● PROBLEM TO WORK ON
Locate the string "cloud" in the records below. Copy every line where it occurs.

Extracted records
——

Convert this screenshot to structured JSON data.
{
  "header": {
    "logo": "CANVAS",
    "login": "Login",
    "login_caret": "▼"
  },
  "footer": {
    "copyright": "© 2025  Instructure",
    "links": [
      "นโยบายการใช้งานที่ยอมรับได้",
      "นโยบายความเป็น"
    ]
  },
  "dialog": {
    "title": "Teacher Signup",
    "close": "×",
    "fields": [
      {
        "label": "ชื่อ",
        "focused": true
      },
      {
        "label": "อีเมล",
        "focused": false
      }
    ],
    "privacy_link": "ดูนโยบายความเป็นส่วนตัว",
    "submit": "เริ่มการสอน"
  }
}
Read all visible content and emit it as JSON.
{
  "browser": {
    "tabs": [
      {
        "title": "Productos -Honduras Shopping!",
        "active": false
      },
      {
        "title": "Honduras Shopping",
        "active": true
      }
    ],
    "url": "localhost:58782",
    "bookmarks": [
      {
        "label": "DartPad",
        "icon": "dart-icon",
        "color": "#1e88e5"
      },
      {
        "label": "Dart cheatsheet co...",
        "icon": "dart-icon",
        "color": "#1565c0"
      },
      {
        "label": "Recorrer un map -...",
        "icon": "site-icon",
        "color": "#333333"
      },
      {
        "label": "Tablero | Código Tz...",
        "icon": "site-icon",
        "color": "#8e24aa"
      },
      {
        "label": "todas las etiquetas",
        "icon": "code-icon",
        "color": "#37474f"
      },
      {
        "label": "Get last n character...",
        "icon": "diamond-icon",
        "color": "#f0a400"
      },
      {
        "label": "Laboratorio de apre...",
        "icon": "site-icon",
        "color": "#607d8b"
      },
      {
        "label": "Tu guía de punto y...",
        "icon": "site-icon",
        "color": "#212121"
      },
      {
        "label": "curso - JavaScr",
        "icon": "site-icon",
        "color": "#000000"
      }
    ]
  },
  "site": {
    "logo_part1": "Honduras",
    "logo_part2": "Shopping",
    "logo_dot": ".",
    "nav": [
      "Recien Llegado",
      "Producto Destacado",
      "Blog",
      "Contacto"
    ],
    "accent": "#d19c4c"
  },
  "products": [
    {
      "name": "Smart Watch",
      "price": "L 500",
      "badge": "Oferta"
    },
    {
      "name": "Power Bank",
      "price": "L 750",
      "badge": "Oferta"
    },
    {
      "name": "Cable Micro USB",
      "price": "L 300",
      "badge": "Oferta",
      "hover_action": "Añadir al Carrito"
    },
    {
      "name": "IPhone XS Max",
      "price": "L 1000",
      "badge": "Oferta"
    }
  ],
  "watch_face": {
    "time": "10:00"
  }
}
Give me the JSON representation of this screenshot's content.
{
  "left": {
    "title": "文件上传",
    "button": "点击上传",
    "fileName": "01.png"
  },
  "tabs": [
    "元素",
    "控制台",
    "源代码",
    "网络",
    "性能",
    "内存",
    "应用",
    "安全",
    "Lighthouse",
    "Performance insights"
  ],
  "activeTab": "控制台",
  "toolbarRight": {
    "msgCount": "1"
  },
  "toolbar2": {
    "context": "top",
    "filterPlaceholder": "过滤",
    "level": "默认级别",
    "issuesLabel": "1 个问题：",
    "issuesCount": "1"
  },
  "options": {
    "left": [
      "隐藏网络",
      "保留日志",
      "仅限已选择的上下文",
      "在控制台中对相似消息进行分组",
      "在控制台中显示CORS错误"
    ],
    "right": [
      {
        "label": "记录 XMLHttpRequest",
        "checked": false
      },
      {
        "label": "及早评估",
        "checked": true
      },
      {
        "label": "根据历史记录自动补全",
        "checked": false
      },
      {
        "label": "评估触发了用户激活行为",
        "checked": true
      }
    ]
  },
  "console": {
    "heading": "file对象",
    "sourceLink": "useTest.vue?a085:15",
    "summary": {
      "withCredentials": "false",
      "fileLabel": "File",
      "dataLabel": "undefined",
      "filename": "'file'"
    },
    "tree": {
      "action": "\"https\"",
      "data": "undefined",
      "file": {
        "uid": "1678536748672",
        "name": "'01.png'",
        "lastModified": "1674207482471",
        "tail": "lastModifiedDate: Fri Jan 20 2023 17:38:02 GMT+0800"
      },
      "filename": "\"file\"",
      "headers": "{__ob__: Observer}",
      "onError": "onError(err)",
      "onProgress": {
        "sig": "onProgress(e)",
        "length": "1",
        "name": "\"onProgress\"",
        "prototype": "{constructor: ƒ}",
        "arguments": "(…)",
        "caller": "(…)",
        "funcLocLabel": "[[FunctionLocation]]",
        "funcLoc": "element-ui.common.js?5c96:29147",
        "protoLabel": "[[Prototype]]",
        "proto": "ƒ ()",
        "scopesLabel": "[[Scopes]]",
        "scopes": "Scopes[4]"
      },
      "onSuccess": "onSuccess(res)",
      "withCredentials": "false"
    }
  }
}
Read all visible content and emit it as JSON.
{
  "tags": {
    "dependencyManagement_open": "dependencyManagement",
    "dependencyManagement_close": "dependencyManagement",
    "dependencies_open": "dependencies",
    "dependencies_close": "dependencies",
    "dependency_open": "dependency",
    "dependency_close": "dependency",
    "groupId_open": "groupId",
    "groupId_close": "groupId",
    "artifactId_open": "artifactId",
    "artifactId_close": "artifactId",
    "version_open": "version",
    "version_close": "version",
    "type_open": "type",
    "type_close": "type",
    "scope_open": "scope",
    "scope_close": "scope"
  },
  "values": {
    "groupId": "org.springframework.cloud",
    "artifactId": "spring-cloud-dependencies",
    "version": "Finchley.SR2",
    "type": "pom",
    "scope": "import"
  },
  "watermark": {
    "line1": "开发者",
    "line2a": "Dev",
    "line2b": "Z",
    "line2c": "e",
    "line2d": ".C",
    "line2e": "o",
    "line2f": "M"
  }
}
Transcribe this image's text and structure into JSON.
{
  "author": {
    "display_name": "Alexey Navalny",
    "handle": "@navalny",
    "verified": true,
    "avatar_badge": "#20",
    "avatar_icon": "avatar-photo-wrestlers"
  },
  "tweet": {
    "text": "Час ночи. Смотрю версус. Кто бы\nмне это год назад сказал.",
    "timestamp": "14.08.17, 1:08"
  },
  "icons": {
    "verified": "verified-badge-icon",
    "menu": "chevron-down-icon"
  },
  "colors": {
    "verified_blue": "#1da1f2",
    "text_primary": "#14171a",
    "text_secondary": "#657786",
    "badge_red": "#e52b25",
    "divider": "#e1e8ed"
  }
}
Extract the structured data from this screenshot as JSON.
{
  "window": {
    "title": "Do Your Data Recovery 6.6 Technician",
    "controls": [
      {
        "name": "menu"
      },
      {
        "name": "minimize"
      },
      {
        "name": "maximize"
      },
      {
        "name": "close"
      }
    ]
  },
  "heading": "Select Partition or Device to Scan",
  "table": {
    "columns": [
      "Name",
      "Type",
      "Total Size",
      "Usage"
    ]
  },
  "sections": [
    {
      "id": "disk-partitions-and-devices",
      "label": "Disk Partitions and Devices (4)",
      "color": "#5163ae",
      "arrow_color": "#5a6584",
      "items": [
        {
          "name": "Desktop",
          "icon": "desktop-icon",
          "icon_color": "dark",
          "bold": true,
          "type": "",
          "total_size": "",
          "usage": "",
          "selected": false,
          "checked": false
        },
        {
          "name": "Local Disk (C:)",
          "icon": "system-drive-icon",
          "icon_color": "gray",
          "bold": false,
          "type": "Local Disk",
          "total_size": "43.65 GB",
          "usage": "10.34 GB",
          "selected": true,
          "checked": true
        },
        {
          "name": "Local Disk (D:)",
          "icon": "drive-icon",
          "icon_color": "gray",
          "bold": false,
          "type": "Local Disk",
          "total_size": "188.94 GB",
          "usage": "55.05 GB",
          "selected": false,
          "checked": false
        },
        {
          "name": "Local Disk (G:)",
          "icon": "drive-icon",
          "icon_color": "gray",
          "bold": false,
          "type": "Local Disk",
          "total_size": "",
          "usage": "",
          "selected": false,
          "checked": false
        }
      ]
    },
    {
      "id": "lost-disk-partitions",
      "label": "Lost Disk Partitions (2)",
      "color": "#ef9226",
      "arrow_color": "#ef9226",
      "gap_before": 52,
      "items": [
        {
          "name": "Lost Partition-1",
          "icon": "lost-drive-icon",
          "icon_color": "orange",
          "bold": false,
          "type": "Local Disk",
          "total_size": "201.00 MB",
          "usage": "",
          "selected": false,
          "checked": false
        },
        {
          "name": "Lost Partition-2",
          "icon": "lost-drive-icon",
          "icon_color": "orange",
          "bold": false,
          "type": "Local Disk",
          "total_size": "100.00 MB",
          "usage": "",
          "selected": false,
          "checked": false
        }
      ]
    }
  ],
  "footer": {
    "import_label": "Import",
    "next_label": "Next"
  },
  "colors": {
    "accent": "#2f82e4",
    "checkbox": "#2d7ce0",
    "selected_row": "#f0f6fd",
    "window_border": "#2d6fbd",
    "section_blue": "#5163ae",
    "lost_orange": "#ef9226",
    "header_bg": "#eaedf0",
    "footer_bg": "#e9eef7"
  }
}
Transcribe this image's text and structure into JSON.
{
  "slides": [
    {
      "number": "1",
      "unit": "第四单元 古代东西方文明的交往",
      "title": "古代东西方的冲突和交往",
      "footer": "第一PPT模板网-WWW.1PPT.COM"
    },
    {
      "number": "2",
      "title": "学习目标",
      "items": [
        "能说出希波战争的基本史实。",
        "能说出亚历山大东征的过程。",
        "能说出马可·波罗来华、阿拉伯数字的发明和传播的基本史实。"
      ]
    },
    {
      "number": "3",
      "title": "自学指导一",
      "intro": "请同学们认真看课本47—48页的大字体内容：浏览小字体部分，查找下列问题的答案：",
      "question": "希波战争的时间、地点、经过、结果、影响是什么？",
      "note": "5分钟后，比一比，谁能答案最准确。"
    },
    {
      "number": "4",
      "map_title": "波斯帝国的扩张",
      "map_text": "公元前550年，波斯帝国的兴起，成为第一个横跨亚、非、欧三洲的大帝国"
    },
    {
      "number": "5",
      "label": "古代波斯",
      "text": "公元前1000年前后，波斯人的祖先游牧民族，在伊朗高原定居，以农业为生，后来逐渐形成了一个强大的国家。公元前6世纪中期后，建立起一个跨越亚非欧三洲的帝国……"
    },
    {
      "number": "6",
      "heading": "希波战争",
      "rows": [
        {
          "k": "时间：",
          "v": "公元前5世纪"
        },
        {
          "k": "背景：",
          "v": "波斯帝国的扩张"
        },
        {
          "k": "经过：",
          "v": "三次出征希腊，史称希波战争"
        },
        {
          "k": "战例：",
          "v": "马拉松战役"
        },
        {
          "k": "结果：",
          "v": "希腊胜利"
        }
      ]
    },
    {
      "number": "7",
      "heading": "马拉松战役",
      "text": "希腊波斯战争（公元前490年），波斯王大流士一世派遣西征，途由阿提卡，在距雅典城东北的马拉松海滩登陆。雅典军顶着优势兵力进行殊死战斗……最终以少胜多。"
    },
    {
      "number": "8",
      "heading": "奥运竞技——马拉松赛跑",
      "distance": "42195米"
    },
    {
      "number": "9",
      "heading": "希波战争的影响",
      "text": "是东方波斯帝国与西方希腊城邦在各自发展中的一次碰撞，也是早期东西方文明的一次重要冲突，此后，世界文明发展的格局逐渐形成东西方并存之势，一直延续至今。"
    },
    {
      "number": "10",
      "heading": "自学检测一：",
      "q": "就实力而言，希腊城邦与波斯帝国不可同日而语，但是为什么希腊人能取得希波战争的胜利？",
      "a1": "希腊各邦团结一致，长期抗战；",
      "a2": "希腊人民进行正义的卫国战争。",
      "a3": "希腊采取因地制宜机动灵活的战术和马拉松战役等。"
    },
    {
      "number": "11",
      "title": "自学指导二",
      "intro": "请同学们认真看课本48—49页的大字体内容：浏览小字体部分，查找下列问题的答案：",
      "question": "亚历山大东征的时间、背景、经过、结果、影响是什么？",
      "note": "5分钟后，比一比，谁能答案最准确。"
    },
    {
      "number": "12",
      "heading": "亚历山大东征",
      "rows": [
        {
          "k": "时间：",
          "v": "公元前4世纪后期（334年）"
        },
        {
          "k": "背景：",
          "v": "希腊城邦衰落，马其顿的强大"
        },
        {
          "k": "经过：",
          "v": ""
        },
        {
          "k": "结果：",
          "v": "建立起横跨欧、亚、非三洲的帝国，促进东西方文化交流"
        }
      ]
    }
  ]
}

——

● WRITTEN RESPONSE
    "groupId": "org.springframework.cloud",
    "artifactId": "spring-cloud-dependencies",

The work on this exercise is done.